* _Data shown_
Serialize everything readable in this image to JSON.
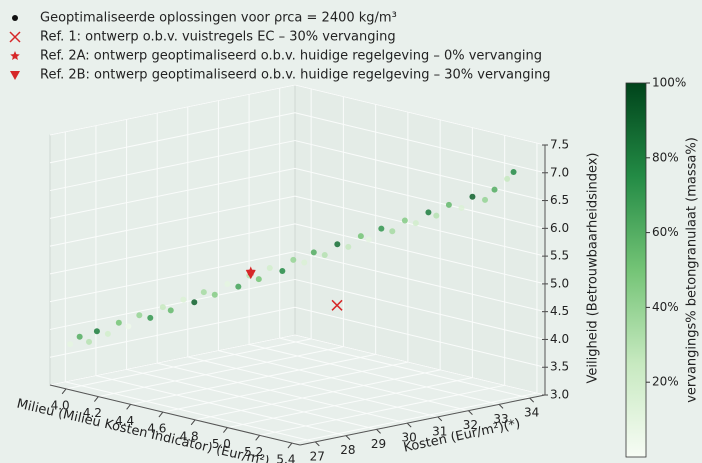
{
  "chart_data": {
    "type": "scatter3d",
    "legend_position": "upper left",
    "xlabel": "Milieu (Milieu Kosten Indicator) (Eur/m²)",
    "ylabel": "Kosten (Eur/m²)(*)",
    "zlabel": "Veiligheid (Betrouwbaarheidsindex)",
    "xlim": [
      3.9,
      5.45
    ],
    "ylim": [
      26.5,
      34.5
    ],
    "zlim": [
      3.0,
      7.5
    ],
    "xticks": [
      {
        "value": 4.0,
        "label": "4.0"
      },
      4.2,
      4.4,
      4.6,
      4.8,
      {
        "value": 5.0,
        "label": "5.0"
      },
      5.2,
      5.4
    ],
    "yticks": [
      27,
      28,
      29,
      30,
      31,
      32,
      33,
      34
    ],
    "zticks": [
      {
        "value": 3.0,
        "label": "3.0"
      },
      3.5,
      {
        "value": 4.0,
        "label": "4.0"
      },
      4.5,
      {
        "value": 5.0,
        "label": "5.0"
      },
      5.5,
      {
        "value": 6.0,
        "label": "6.0"
      },
      6.5,
      {
        "value": 7.0,
        "label": "7.0"
      },
      7.5
    ],
    "grid": true,
    "series": [
      {
        "name": "Geoptimaliseerde oplossingen voor ρrca = 2400 kg/m³",
        "marker": "circle",
        "color": "#111111",
        "x": [
          3.93,
          3.97,
          3.99,
          4.02,
          4.05,
          4.08,
          4.12,
          4.15,
          4.18,
          4.22,
          4.25,
          4.29,
          4.32,
          4.36,
          4.39,
          4.43,
          4.46,
          4.49,
          4.53,
          4.56,
          4.6,
          4.63,
          4.66,
          4.7,
          4.73,
          4.77,
          4.8,
          4.84,
          4.87,
          4.91,
          4.94,
          4.98,
          5.01,
          5.05,
          5.08,
          5.12,
          5.16,
          5.19,
          5.23,
          5.27,
          5.31,
          5.35
        ],
        "y": [
          27.0,
          27.1,
          27.3,
          27.4,
          27.6,
          27.8,
          27.9,
          28.1,
          28.3,
          28.5,
          28.6,
          28.8,
          29.0,
          29.1,
          29.3,
          29.5,
          29.7,
          29.9,
          30.0,
          30.2,
          30.4,
          30.6,
          30.8,
          30.9,
          31.1,
          31.3,
          31.5,
          31.7,
          31.8,
          32.0,
          32.2,
          32.4,
          32.6,
          32.8,
          32.9,
          33.1,
          33.3,
          33.5,
          33.7,
          33.8,
          34.0,
          34.0
        ],
        "z": [
          3.7,
          3.85,
          3.75,
          3.95,
          3.9,
          4.1,
          4.05,
          4.25,
          4.2,
          4.4,
          4.35,
          4.55,
          4.5,
          4.7,
          4.65,
          4.85,
          4.8,
          5.0,
          4.95,
          5.15,
          5.1,
          5.3,
          5.25,
          5.45,
          5.4,
          5.6,
          5.55,
          5.75,
          5.7,
          5.9,
          5.85,
          6.05,
          6.0,
          6.2,
          6.15,
          6.35,
          6.3,
          6.5,
          6.45,
          6.65,
          6.85,
          7.0
        ],
        "c": [
          10,
          60,
          30,
          80,
          20,
          50,
          5,
          40,
          70,
          25,
          55,
          15,
          90,
          35,
          45,
          10,
          65,
          30,
          50,
          20,
          75,
          40,
          15,
          60,
          30,
          85,
          25,
          50,
          10,
          70,
          35,
          45,
          20,
          80,
          30,
          55,
          15,
          90,
          40,
          60,
          25,
          75
        ]
      },
      {
        "name": "Ref. 1: ontwerp o.b.v. vuistregels EC – 30% vervanging",
        "marker": "x",
        "color": "#d62728",
        "x": [
          5.11
        ],
        "y": [
          29.5
        ],
        "z": [
          4.94
        ]
      },
      {
        "name": "Ref. 2A: ontwerp geoptimaliseerd o.b.v. huidige regelgeving – 0% vervanging",
        "marker": "star",
        "color": "#d62728",
        "x": [
          4.67
        ],
        "y": [
          29.0
        ],
        "z": [
          5.3
        ]
      },
      {
        "name": "Ref. 2B: ontwerp geoptimaliseerd o.b.v. huidige regelgeving – 30% vervanging",
        "marker": "triangle-down",
        "color": "#d62728",
        "x": [
          4.67
        ],
        "y": [
          29.0
        ],
        "z": [
          5.25
        ]
      }
    ],
    "colorbar": {
      "label": "vervangings% betongranulaat (massa%)",
      "lim": [
        0,
        100
      ],
      "colormap": [
        "#f7fcf5",
        "#c7e9c0",
        "#74c476",
        "#238b45",
        "#00441b"
      ],
      "ticks": [
        {
          "value": 20,
          "label": "20%"
        },
        {
          "value": 40,
          "label": "40%"
        },
        {
          "value": 60,
          "label": "60%"
        },
        {
          "value": 80,
          "label": "80%"
        },
        {
          "value": 100,
          "label": "100%"
        }
      ]
    }
  }
}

* _Problem_
Copy each line in full and exactly, omitting any picture.

* _Exercise response_
Serialize everything readable in this image to JSON.
{
  "chart_data": {
    "type": "scatter3d",
    "legend_position": "upper left",
    "xlabel": "Milieu (Milieu Kosten Indicator) (Eur/m²)",
    "ylabel": "Kosten (Eur/m²)(*)",
    "zlabel": "Veiligheid (Betrouwbaarheidsindex)",
    "xlim": [
      3.9,
      5.45
    ],
    "ylim": [
      26.5,
      34.5
    ],
    "zlim": [
      3.0,
      7.5
    ],
    "xticks": [
      {
        "value": 4.0,
        "label": "4.0"
      },
      4.2,
      4.4,
      4.6,
      4.8,
      {
        "value": 5.0,
        "label": "5.0"
      },
      5.2,
      5.4
    ],
    "yticks": [
      27,
      28,
      29,
      30,
      31,
      32,
      33,
      34
    ],
    "zticks": [
      {
        "value": 3.0,
        "label": "3.0"
      },
      3.5,
      {
        "value": 4.0,
        "label": "4.0"
      },
      4.5,
      {
        "value": 5.0,
        "label": "5.0"
      },
      5.5,
      {
        "value": 6.0,
        "label": "6.0"
      },
      6.5,
      {
        "value": 7.0,
        "label": "7.0"
      },
      7.5
    ],
    "grid": true,
    "series": [
      {
        "name": "Geoptimaliseerde oplossingen voor ρrca = 2400 kg/m³",
        "marker": "circle",
        "color": "#111111",
        "x": [
          3.93,
          3.97,
          3.99,
          4.02,
          4.05,
          4.08,
          4.12,
          4.15,
          4.18,
          4.22,
          4.25,
          4.29,
          4.32,
          4.36,
          4.39,
          4.43,
          4.46,
          4.49,
          4.53,
          4.56,
          4.6,
          4.63,
          4.66,
          4.7,
          4.73,
          4.77,
          4.8,
          4.84,
          4.87,
          4.91,
          4.94,
          4.98,
          5.01,
          5.05,
          5.08,
          5.12,
          5.16,
          5.19,
          5.23,
          5.27,
          5.31,
          5.35
        ],
        "y": [
          27.0,
          27.1,
          27.3,
          27.4,
          27.6,
          27.8,
          27.9,
          28.1,
          28.3,
          28.5,
          28.6,
          28.8,
          29.0,
          29.1,
          29.3,
          29.5,
          29.7,
          29.9,
          30.0,
          30.2,
          30.4,
          30.6,
          30.8,
          30.9,
          31.1,
          31.3,
          31.5,
          31.7,
          31.8,
          32.0,
          32.2,
          32.4,
          32.6,
          32.8,
          32.9,
          33.1,
          33.3,
          33.5,
          33.7,
          33.8,
          34.0,
          34.0
        ],
        "z": [
          3.7,
          3.85,
          3.75,
          3.95,
          3.9,
          4.1,
          4.05,
          4.25,
          4.2,
          4.4,
          4.35,
          4.55,
          4.5,
          4.7,
          4.65,
          4.85,
          4.8,
          5.0,
          4.95,
          5.15,
          5.1,
          5.3,
          5.25,
          5.45,
          5.4,
          5.6,
          5.55,
          5.75,
          5.7,
          5.9,
          5.85,
          6.05,
          6.0,
          6.2,
          6.15,
          6.35,
          6.3,
          6.5,
          6.45,
          6.65,
          6.85,
          7.0
        ],
        "c": [
          10,
          60,
          30,
          80,
          20,
          50,
          5,
          40,
          70,
          25,
          55,
          15,
          90,
          35,
          45,
          10,
          65,
          30,
          50,
          20,
          75,
          40,
          15,
          60,
          30,
          85,
          25,
          50,
          10,
          70,
          35,
          45,
          20,
          80,
          30,
          55,
          15,
          90,
          40,
          60,
          25,
          75
        ]
      },
      {
        "name": "Ref. 1: ontwerp o.b.v. vuistregels EC – 30% vervanging",
        "marker": "x",
        "color": "#d62728",
        "x": [
          5.11
        ],
        "y": [
          29.5
        ],
        "z": [
          4.94
        ]
      },
      {
        "name": "Ref. 2A: ontwerp geoptimaliseerd o.b.v. huidige regelgeving – 0% vervanging",
        "marker": "star",
        "color": "#d62728",
        "x": [
          4.67
        ],
        "y": [
          29.0
        ],
        "z": [
          5.3
        ]
      },
      {
        "name": "Ref. 2B: ontwerp geoptimaliseerd o.b.v. huidige regelgeving – 30% vervanging",
        "marker": "triangle-down",
        "color": "#d62728",
        "x": [
          4.67
        ],
        "y": [
          29.0
        ],
        "z": [
          5.25
        ]
      }
    ],
    "colorbar": {
      "label": "vervangings% betongranulaat (massa%)",
      "lim": [
        0,
        100
      ],
      "colormap": [
        "#f7fcf5",
        "#c7e9c0",
        "#74c476",
        "#238b45",
        "#00441b"
      ],
      "ticks": [
        {
          "value": 20,
          "label": "20%"
        },
        {
          "value": 40,
          "label": "40%"
        },
        {
          "value": 60,
          "label": "60%"
        },
        {
          "value": 80,
          "label": "80%"
        },
        {
          "value": 100,
          "label": "100%"
        }
      ]
    }
  }
}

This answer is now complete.